### PROBLEM STATEMENT
Select all lines in the records that include "release".

### RECORDS SUPPLIED
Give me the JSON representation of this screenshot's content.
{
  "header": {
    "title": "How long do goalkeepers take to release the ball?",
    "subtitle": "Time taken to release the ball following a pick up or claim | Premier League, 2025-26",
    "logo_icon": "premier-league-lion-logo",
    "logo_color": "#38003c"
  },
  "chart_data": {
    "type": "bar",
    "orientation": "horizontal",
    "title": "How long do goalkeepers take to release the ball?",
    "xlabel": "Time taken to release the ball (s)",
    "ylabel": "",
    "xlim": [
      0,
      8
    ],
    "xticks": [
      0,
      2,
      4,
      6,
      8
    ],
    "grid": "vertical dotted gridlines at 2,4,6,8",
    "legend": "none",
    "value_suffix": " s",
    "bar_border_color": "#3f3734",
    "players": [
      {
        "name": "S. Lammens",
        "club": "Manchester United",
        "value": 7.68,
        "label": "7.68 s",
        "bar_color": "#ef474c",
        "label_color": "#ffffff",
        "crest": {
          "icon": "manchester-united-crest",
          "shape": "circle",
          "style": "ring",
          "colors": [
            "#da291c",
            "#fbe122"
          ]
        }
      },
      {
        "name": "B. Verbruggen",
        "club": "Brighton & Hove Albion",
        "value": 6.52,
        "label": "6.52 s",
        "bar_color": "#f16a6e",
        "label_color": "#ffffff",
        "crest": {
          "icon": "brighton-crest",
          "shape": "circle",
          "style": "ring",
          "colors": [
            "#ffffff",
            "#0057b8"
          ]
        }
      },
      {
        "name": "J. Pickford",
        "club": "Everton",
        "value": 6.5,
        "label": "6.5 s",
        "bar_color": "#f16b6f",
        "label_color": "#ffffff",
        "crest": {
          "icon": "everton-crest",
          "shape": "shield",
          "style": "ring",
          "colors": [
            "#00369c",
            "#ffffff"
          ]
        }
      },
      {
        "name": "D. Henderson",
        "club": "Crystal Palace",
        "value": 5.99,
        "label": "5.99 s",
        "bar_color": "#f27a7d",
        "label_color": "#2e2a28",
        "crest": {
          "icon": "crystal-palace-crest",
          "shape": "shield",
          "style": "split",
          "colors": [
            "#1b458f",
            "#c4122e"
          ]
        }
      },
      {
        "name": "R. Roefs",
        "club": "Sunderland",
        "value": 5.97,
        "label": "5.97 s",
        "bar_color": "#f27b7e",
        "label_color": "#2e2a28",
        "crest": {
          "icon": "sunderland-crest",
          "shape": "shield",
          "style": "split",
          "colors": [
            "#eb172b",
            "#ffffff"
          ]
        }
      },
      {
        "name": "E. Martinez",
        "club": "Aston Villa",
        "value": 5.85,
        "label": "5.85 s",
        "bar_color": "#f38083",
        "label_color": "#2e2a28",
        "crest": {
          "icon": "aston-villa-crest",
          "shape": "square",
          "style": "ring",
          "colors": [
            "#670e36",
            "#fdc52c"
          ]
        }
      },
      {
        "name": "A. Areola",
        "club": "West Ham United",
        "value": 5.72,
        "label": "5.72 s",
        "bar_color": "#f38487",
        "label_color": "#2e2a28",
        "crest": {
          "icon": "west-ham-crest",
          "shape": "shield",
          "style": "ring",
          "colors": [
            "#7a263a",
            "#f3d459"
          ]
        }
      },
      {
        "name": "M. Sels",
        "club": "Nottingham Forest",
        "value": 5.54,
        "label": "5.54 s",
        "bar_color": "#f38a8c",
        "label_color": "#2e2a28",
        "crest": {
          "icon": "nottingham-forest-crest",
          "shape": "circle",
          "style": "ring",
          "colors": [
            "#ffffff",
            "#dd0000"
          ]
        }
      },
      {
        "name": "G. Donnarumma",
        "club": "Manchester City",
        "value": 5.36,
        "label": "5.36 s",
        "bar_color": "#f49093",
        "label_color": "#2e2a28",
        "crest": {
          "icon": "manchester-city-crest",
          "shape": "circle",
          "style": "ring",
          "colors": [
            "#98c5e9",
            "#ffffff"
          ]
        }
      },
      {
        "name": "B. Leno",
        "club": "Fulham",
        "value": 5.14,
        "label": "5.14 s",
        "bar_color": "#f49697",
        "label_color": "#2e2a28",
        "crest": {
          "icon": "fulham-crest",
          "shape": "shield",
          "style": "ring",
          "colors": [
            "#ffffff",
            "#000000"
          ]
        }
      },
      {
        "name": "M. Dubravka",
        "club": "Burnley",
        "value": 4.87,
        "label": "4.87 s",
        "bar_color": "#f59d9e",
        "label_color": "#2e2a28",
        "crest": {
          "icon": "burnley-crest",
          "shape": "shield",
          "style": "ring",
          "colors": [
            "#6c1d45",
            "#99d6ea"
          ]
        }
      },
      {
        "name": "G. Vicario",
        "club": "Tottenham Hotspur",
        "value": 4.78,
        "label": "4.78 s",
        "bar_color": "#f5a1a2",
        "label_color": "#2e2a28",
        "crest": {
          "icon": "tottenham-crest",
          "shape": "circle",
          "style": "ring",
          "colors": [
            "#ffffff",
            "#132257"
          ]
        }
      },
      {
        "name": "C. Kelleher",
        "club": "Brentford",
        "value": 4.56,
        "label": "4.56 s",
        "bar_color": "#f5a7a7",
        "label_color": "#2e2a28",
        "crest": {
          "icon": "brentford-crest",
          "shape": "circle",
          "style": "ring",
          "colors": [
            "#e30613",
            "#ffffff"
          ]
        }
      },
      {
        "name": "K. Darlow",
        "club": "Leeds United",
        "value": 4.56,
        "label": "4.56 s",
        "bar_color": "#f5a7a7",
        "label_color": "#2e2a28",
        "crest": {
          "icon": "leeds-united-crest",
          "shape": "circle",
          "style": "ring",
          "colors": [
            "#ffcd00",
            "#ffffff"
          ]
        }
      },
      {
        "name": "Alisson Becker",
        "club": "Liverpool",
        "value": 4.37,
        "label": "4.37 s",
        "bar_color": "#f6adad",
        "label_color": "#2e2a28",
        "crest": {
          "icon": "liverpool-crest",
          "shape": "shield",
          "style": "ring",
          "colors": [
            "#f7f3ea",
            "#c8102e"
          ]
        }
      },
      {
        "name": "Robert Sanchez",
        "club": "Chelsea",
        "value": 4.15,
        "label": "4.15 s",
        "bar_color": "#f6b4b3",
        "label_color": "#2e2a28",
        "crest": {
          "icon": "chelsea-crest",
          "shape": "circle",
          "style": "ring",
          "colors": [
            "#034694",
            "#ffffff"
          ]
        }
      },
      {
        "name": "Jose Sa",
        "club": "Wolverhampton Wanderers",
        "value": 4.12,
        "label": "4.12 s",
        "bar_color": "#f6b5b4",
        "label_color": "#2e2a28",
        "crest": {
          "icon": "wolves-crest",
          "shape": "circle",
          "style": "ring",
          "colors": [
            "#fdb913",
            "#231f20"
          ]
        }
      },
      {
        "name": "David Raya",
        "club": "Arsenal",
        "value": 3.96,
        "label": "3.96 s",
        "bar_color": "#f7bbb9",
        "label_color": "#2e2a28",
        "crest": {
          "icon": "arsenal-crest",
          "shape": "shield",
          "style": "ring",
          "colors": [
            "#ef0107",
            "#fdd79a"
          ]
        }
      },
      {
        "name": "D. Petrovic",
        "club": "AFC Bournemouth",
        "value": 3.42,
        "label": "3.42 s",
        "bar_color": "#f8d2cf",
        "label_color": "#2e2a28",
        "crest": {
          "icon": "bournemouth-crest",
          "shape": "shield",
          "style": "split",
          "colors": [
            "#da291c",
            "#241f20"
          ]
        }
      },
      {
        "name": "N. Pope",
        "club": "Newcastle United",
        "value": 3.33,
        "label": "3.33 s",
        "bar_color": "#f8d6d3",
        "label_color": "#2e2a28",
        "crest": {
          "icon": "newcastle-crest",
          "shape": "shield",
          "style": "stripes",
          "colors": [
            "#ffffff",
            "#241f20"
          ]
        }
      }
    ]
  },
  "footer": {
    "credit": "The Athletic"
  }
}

### THE OUTPUT
    "title": "How long do goalkeepers take to release the ball?",
    "subtitle": "Time taken to release the ball following a pick up or claim | Premier League, 2025-26",
    "title": "How long do goalkeepers take to release the ball?",
    "xlabel": "Time taken to release the ball (s)",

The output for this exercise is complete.